▶ **REQUIREMENTS**: Retype each entry below, keeping every character the same.

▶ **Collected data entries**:
>>>>
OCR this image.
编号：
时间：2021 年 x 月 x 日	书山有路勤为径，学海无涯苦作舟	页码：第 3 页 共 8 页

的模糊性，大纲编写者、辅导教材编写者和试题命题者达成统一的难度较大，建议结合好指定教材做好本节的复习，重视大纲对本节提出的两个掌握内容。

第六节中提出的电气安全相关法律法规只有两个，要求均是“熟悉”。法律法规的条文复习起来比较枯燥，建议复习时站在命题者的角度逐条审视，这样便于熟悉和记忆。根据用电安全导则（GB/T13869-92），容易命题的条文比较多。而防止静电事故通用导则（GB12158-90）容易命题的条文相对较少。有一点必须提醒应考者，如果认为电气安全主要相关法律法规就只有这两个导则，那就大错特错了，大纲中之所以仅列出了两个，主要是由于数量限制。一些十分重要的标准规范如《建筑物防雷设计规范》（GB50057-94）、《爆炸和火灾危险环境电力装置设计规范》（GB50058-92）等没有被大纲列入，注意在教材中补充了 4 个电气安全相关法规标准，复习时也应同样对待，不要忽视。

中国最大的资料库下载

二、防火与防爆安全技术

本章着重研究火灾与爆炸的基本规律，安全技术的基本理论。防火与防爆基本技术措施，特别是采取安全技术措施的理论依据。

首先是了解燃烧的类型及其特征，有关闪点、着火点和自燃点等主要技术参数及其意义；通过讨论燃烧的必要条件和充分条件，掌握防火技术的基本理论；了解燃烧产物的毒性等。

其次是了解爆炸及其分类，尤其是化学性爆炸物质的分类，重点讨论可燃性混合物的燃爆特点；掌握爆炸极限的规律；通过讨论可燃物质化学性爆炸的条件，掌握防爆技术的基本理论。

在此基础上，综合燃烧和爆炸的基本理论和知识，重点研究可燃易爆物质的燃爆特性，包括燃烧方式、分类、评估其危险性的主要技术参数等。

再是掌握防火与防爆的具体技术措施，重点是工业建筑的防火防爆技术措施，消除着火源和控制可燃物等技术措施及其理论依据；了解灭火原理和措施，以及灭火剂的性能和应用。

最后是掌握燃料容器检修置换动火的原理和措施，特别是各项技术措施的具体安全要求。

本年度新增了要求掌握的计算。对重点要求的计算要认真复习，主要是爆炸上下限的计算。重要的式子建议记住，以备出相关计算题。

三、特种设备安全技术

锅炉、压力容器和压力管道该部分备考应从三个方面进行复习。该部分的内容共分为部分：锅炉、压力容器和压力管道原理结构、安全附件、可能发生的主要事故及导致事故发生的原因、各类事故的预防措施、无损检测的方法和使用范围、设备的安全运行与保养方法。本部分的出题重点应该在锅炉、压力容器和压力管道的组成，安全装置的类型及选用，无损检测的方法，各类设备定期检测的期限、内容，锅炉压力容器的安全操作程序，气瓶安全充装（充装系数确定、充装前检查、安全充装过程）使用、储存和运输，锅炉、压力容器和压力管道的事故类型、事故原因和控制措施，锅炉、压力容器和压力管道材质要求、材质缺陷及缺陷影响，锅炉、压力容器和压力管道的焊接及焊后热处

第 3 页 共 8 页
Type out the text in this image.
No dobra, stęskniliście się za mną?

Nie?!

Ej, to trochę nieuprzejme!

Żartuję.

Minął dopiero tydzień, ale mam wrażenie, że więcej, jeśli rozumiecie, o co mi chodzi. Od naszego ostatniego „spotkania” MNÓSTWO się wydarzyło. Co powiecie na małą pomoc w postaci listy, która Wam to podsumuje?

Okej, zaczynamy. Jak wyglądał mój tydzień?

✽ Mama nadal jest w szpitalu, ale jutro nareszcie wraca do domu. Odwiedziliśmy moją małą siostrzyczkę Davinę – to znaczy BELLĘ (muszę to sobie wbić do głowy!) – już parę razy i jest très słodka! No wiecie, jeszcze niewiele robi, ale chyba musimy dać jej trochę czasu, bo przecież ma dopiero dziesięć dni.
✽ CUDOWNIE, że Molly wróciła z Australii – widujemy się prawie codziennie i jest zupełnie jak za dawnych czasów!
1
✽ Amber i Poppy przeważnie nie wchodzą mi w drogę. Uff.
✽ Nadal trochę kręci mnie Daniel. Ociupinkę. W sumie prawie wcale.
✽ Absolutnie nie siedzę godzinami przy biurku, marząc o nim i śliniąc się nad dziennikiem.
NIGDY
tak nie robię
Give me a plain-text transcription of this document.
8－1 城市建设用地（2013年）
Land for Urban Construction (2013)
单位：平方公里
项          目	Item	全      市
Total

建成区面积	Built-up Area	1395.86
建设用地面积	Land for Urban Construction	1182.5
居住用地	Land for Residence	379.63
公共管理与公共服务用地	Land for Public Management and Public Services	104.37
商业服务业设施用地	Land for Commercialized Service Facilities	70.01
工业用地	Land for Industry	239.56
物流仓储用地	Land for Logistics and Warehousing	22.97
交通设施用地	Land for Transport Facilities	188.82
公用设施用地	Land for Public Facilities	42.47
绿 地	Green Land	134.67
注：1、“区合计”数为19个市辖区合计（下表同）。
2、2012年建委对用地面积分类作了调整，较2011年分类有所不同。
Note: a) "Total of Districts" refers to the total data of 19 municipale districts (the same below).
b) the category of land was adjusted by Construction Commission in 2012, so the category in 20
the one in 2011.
<<<<
▶ **COMPLETED TASK**:
OCR this image.
编号：
时间：2021 年 x 月 x 日	书山有路勤为径，学海无涯苦作舟	页码：第 3 页 共 8 页

的模糊性，大纲编写者、辅导教材编写者和试题命题者达成统一的难度较大，建议结合好指定教材做好本节的复习，重视大纲对本节提出的两个掌握内容。

第六节中提出的电气安全相关法律法规只有两个，要求均是“熟悉”。法律法规的条文复习起来比较枯燥，建议复习时站在命题者的角度逐条审视，这样便于熟悉和记忆。根据用电安全导则（GB/T13869-92），容易命题的条文比较多。而防止静电事故通用导则（GB12158-90）容易命题的条文相对较少。有一点必须提醒应考者，如果认为电气安全主要相关法律法规就只有这两个导则，那就大错特错了，大纲中之所以仅列出了两个，主要是由于数量限制。一些十分重要的标准规范如《建筑物防雷设计规范》（GB50057-94）、《爆炸和火灾危险环境电力装置设计规范》（GB50058-92）等没有被大纲列入，注意在教材中补充了 4 个电气安全相关法规标准，复习时也应同样对待，不要忽视。

中国最大的资料库下载

二、防火与防爆安全技术

本章着重研究火灾与爆炸的基本规律，安全技术的基本理论。防火与防爆基本技术措施，特别是采取安全技术措施的理论依据。

首先是了解燃烧的类型及其特征，有关闪点、着火点和自燃点等主要技术参数及其意义；通过讨论燃烧的必要条件和充分条件，掌握防火技术的基本理论；了解燃烧产物的毒性等。

其次是了解爆炸及其分类，尤其是化学性爆炸物质的分类，重点讨论可燃性混合物的燃爆特点；掌握爆炸极限的规律；通过讨论可燃物质化学性爆炸的条件，掌握防爆技术的基本理论。

在此基础上，综合燃烧和爆炸的基本理论和知识，重点研究可燃易爆物质的燃爆特性，包括燃烧方式、分类、评估其危险性的主要技术参数等。

再是掌握防火与防爆的具体技术措施，重点是工业建筑的防火防爆技术措施，消除着火源和控制可燃物等技术措施及其理论依据；了解灭火原理和措施，以及灭火剂的性能和应用。

最后是掌握燃料容器检修置换动火的原理和措施，特别是各项技术措施的具体安全要求。

本年度新增了要求掌握的计算。对重点要求的计算要认真复习，主要是爆炸上下限的计算。重要的式子建议记住，以备出相关计算题。

三、特种设备安全技术

锅炉、压力容器和压力管道该部分备考应从三个方面进行复习。该部分的内容共分为部分：锅炉、压力容器和压力管道原理结构、安全附件、可能发生的主要事故及导致事故发生的原因、各类事故的预防措施、无损检测的方法和使用范围、设备的安全运行与保养方法。本部分的出题重点应该在锅炉、压力容器和压力管道的组成，安全装置的类型及选用，无损检测的方法，各类设备定期检测的期限、内容，锅炉压力容器的安全操作程序，气瓶安全充装（充装系数确定、充装前检查、安全充装过程）使用、储存和运输，锅炉、压力容器和压力管道的事故类型、事故原因和控制措施，锅炉、压力容器和压力管道材质要求、材质缺陷及缺陷影响，锅炉、压力容器和压力管道的焊接及焊后热处

第 3 页 共 8 页
Type out the text in this image.
No dobra, stęskniliście się za mną?

Nie?!

Ej, to trochę nieuprzejme!

Żartuję.

Minął dopiero tydzień, ale mam wrażenie, że więcej, jeśli rozumiecie, o co mi chodzi. Od naszego ostatniego „spotkania” MNÓSTWO się wydarzyło. Co powiecie na małą pomoc w postaci listy, która Wam to podsumuje?

Okej, zaczynamy. Jak wyglądał mój tydzień?

✽ Mama nadal jest w szpitalu, ale jutro nareszcie wraca do domu. Odwiedziliśmy moją małą siostrzyczkę Davinę – to znaczy BELLĘ (muszę to sobie wbić do głowy!) – już parę razy i jest très słodka! No wiecie, jeszcze niewiele robi, ale chyba musimy dać jej trochę czasu, bo przecież ma dopiero dziesięć dni.
✽ CUDOWNIE, że Molly wróciła z Australii – widujemy się prawie codziennie i jest zupełnie jak za dawnych czasów!
1
✽ Amber i Poppy przeważnie nie wchodzą mi w drogę. Uff.
✽ Nadal trochę kręci mnie Daniel. Ociupinkę. W sumie prawie wcale.
✽ Absolutnie nie siedzę godzinami przy biurku, marząc o nim i śliniąc się nad dziennikiem.
NIGDY
tak nie robię
Give me a plain-text transcription of this document.
8－1 城市建设用地（2013年）
Land for Urban Construction (2013)
单位：平方公里
项          目	Item	全      市
Total

建成区面积	Built-up Area	1395.86
建设用地面积	Land for Urban Construction	1182.5
居住用地	Land for Residence	379.63
公共管理与公共服务用地	Land for Public Management and Public Services	104.37
商业服务业设施用地	Land for Commercialized Service Facilities	70.01
工业用地	Land for Industry	239.56
物流仓储用地	Land for Logistics and Warehousing	22.97
交通设施用地	Land for Transport Facilities	188.82
公用设施用地	Land for Public Facilities	42.47
绿 地	Green Land	134.67
注：1、“区合计”数为19个市辖区合计（下表同）。
2、2012年建委对用地面积分类作了调整，较2011年分类有所不同。
Note: a) "Total of Districts" refers to the total data of 19 municipale districts (the same below).
b) the category of land was adjusted by Construction Commission in 2012, so the category in 20
the one in 2011.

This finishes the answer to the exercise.